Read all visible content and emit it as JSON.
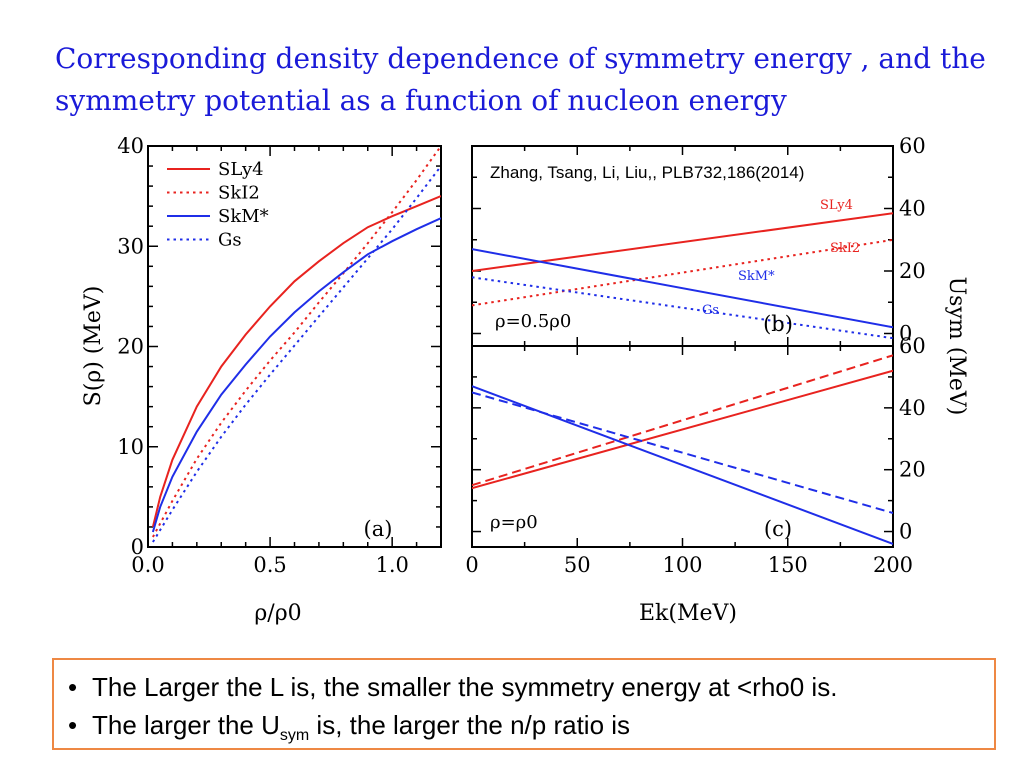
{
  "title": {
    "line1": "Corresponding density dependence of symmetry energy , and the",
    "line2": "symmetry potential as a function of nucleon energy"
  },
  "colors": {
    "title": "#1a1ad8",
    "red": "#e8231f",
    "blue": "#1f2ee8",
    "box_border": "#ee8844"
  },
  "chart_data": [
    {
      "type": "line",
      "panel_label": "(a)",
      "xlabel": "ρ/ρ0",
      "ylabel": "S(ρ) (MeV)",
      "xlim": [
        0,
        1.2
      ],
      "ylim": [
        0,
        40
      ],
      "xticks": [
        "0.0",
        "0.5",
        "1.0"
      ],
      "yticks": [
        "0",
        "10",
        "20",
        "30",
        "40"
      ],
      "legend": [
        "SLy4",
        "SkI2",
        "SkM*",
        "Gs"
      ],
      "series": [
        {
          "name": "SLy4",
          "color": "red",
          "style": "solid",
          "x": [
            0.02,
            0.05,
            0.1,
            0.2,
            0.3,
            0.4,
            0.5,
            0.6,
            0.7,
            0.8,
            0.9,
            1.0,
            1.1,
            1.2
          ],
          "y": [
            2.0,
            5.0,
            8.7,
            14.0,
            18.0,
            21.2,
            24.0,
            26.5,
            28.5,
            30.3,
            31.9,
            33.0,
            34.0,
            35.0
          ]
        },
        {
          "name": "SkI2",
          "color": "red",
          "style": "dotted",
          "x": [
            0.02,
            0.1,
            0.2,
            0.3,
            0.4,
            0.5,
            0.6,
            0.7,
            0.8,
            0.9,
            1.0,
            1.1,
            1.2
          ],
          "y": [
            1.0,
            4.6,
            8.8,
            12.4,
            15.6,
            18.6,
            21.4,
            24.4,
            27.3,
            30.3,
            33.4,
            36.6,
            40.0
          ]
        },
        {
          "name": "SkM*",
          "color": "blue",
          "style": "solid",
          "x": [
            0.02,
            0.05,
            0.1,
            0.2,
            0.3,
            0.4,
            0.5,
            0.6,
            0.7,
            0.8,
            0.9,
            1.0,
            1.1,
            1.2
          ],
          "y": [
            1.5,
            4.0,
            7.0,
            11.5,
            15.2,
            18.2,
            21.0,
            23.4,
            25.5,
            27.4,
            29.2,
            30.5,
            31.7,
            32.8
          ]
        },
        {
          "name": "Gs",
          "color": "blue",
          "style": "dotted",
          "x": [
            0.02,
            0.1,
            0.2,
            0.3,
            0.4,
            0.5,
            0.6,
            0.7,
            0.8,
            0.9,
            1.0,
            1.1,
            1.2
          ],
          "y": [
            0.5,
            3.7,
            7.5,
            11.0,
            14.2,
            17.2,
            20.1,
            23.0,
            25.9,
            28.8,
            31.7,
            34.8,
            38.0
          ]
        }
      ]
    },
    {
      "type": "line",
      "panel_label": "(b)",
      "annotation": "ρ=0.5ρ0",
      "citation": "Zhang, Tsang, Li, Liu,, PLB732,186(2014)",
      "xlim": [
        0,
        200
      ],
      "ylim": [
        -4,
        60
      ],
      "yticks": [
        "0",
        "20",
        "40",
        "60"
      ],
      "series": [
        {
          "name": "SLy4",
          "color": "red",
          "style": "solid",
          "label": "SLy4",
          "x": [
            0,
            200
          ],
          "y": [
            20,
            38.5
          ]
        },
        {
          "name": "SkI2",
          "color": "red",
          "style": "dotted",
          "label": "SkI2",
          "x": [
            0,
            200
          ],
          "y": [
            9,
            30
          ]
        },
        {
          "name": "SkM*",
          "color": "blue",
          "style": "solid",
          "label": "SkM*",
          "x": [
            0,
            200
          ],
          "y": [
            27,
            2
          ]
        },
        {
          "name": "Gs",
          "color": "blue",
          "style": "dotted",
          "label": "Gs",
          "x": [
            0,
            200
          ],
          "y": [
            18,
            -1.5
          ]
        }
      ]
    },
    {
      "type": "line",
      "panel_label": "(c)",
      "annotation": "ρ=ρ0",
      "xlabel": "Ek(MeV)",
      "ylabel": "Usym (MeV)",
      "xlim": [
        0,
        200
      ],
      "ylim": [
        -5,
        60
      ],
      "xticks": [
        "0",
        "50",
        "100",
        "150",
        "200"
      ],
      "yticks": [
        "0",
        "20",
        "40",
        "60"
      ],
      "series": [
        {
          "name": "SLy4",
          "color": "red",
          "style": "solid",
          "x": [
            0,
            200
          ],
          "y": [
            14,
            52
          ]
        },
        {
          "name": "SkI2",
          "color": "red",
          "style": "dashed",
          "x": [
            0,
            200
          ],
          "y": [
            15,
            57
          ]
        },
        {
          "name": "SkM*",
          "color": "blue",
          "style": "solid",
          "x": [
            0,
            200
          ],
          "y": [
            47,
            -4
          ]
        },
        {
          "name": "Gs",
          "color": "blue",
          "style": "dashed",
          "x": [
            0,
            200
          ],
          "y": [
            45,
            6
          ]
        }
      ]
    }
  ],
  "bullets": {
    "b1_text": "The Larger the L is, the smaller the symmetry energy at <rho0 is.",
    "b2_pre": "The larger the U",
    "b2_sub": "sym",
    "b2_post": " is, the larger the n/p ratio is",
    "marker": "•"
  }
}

> [Task description] Repeat each record exactly as shown above, dropping all images.

> [Written response]
Read all visible content and emit it as JSON.
{
  "title": {
    "line1": "Corresponding density dependence of symmetry energy , and the",
    "line2": "symmetry potential as a function of nucleon energy"
  },
  "colors": {
    "title": "#1a1ad8",
    "red": "#e8231f",
    "blue": "#1f2ee8",
    "box_border": "#ee8844"
  },
  "chart_data": [
    {
      "type": "line",
      "panel_label": "(a)",
      "xlabel": "ρ/ρ0",
      "ylabel": "S(ρ) (MeV)",
      "xlim": [
        0,
        1.2
      ],
      "ylim": [
        0,
        40
      ],
      "xticks": [
        "0.0",
        "0.5",
        "1.0"
      ],
      "yticks": [
        "0",
        "10",
        "20",
        "30",
        "40"
      ],
      "legend": [
        "SLy4",
        "SkI2",
        "SkM*",
        "Gs"
      ],
      "series": [
        {
          "name": "SLy4",
          "color": "red",
          "style": "solid",
          "x": [
            0.02,
            0.05,
            0.1,
            0.2,
            0.3,
            0.4,
            0.5,
            0.6,
            0.7,
            0.8,
            0.9,
            1.0,
            1.1,
            1.2
          ],
          "y": [
            2.0,
            5.0,
            8.7,
            14.0,
            18.0,
            21.2,
            24.0,
            26.5,
            28.5,
            30.3,
            31.9,
            33.0,
            34.0,
            35.0
          ]
        },
        {
          "name": "SkI2",
          "color": "red",
          "style": "dotted",
          "x": [
            0.02,
            0.1,
            0.2,
            0.3,
            0.4,
            0.5,
            0.6,
            0.7,
            0.8,
            0.9,
            1.0,
            1.1,
            1.2
          ],
          "y": [
            1.0,
            4.6,
            8.8,
            12.4,
            15.6,
            18.6,
            21.4,
            24.4,
            27.3,
            30.3,
            33.4,
            36.6,
            40.0
          ]
        },
        {
          "name": "SkM*",
          "color": "blue",
          "style": "solid",
          "x": [
            0.02,
            0.05,
            0.1,
            0.2,
            0.3,
            0.4,
            0.5,
            0.6,
            0.7,
            0.8,
            0.9,
            1.0,
            1.1,
            1.2
          ],
          "y": [
            1.5,
            4.0,
            7.0,
            11.5,
            15.2,
            18.2,
            21.0,
            23.4,
            25.5,
            27.4,
            29.2,
            30.5,
            31.7,
            32.8
          ]
        },
        {
          "name": "Gs",
          "color": "blue",
          "style": "dotted",
          "x": [
            0.02,
            0.1,
            0.2,
            0.3,
            0.4,
            0.5,
            0.6,
            0.7,
            0.8,
            0.9,
            1.0,
            1.1,
            1.2
          ],
          "y": [
            0.5,
            3.7,
            7.5,
            11.0,
            14.2,
            17.2,
            20.1,
            23.0,
            25.9,
            28.8,
            31.7,
            34.8,
            38.0
          ]
        }
      ]
    },
    {
      "type": "line",
      "panel_label": "(b)",
      "annotation": "ρ=0.5ρ0",
      "citation": "Zhang, Tsang, Li, Liu,, PLB732,186(2014)",
      "xlim": [
        0,
        200
      ],
      "ylim": [
        -4,
        60
      ],
      "yticks": [
        "0",
        "20",
        "40",
        "60"
      ],
      "series": [
        {
          "name": "SLy4",
          "color": "red",
          "style": "solid",
          "label": "SLy4",
          "x": [
            0,
            200
          ],
          "y": [
            20,
            38.5
          ]
        },
        {
          "name": "SkI2",
          "color": "red",
          "style": "dotted",
          "label": "SkI2",
          "x": [
            0,
            200
          ],
          "y": [
            9,
            30
          ]
        },
        {
          "name": "SkM*",
          "color": "blue",
          "style": "solid",
          "label": "SkM*",
          "x": [
            0,
            200
          ],
          "y": [
            27,
            2
          ]
        },
        {
          "name": "Gs",
          "color": "blue",
          "style": "dotted",
          "label": "Gs",
          "x": [
            0,
            200
          ],
          "y": [
            18,
            -1.5
          ]
        }
      ]
    },
    {
      "type": "line",
      "panel_label": "(c)",
      "annotation": "ρ=ρ0",
      "xlabel": "Ek(MeV)",
      "ylabel": "Usym (MeV)",
      "xlim": [
        0,
        200
      ],
      "ylim": [
        -5,
        60
      ],
      "xticks": [
        "0",
        "50",
        "100",
        "150",
        "200"
      ],
      "yticks": [
        "0",
        "20",
        "40",
        "60"
      ],
      "series": [
        {
          "name": "SLy4",
          "color": "red",
          "style": "solid",
          "x": [
            0,
            200
          ],
          "y": [
            14,
            52
          ]
        },
        {
          "name": "SkI2",
          "color": "red",
          "style": "dashed",
          "x": [
            0,
            200
          ],
          "y": [
            15,
            57
          ]
        },
        {
          "name": "SkM*",
          "color": "blue",
          "style": "solid",
          "x": [
            0,
            200
          ],
          "y": [
            47,
            -4
          ]
        },
        {
          "name": "Gs",
          "color": "blue",
          "style": "dashed",
          "x": [
            0,
            200
          ],
          "y": [
            45,
            6
          ]
        }
      ]
    }
  ],
  "bullets": {
    "b1_text": "The Larger the L is, the smaller the symmetry energy at <rho0 is.",
    "b2_pre": "The larger the U",
    "b2_sub": "sym",
    "b2_post": " is, the larger the n/p ratio is",
    "marker": "•"
  }
}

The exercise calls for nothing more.